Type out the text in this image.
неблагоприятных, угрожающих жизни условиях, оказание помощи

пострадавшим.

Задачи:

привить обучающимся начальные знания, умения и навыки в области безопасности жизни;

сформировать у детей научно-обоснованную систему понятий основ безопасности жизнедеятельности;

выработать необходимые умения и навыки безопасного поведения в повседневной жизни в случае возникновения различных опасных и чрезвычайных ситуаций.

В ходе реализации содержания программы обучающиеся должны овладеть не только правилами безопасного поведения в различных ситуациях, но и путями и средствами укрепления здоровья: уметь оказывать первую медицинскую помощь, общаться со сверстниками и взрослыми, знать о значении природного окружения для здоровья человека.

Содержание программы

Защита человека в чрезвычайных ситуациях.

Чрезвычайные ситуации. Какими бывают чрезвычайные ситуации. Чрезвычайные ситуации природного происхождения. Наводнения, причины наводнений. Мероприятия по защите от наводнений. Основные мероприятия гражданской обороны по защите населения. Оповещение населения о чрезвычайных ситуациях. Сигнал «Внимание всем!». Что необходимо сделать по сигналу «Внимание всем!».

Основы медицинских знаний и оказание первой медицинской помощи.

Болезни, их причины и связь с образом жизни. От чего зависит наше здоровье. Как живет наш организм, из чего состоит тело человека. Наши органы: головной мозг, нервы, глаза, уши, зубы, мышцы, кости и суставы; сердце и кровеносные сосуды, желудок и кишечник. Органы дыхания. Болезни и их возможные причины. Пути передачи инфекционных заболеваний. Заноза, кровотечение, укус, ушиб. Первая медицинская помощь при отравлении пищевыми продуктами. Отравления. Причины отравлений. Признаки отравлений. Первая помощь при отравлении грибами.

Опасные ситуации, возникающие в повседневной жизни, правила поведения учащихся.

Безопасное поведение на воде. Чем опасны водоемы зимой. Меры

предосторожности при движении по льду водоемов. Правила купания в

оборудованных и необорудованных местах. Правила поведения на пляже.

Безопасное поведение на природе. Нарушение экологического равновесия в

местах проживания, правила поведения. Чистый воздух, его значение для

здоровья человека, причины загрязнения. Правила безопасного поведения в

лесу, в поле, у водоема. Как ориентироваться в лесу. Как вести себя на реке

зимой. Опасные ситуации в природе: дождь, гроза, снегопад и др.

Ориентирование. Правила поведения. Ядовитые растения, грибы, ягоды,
•••••
### Exercise prompt
Reproduce the whole listing word for word.

### Response to the exercise
Type out the text in this image.
неблагоприятных, угрожающих жизни условиях, оказание помощи

пострадавшим.

Задачи:

привить обучающимся начальные знания, умения и навыки в области безопасности жизни;

сформировать у детей научно-обоснованную систему понятий основ безопасности жизнедеятельности;

выработать необходимые умения и навыки безопасного поведения в повседневной жизни в случае возникновения различных опасных и чрезвычайных ситуаций.

В ходе реализации содержания программы обучающиеся должны овладеть не только правилами безопасного поведения в различных ситуациях, но и путями и средствами укрепления здоровья: уметь оказывать первую медицинскую помощь, общаться со сверстниками и взрослыми, знать о значении природного окружения для здоровья человека.

Содержание программы

Защита человека в чрезвычайных ситуациях.

Чрезвычайные ситуации. Какими бывают чрезвычайные ситуации. Чрезвычайные ситуации природного происхождения. Наводнения, причины наводнений. Мероприятия по защите от наводнений. Основные мероприятия гражданской обороны по защите населения. Оповещение населения о чрезвычайных ситуациях. Сигнал «Внимание всем!». Что необходимо сделать по сигналу «Внимание всем!».

Основы медицинских знаний и оказание первой медицинской помощи.

Болезни, их причины и связь с образом жизни. От чего зависит наше здоровье. Как живет наш организм, из чего состоит тело человека. Наши органы: головной мозг, нервы, глаза, уши, зубы, мышцы, кости и суставы; сердце и кровеносные сосуды, желудок и кишечник. Органы дыхания. Болезни и их возможные причины. Пути передачи инфекционных заболеваний. Заноза, кровотечение, укус, ушиб. Первая медицинская помощь при отравлении пищевыми продуктами. Отравления. Причины отравлений. Признаки отравлений. Первая помощь при отравлении грибами.

Опасные ситуации, возникающие в повседневной жизни, правила поведения учащихся.

Безопасное поведение на воде. Чем опасны водоемы зимой. Меры

предосторожности при движении по льду водоемов. Правила купания в

оборудованных и необорудованных местах. Правила поведения на пляже.

Безопасное поведение на природе. Нарушение экологического равновесия в

местах проживания, правила поведения. Чистый воздух, его значение для

здоровья человека, причины загрязнения. Правила безопасного поведения в

лесу, в поле, у водоема. Как ориентироваться в лесу. Как вести себя на реке

зимой. Опасные ситуации в природе: дождь, гроза, снегопад и др.

Ориентирование. Правила поведения. Ядовитые растения, грибы, ягоды,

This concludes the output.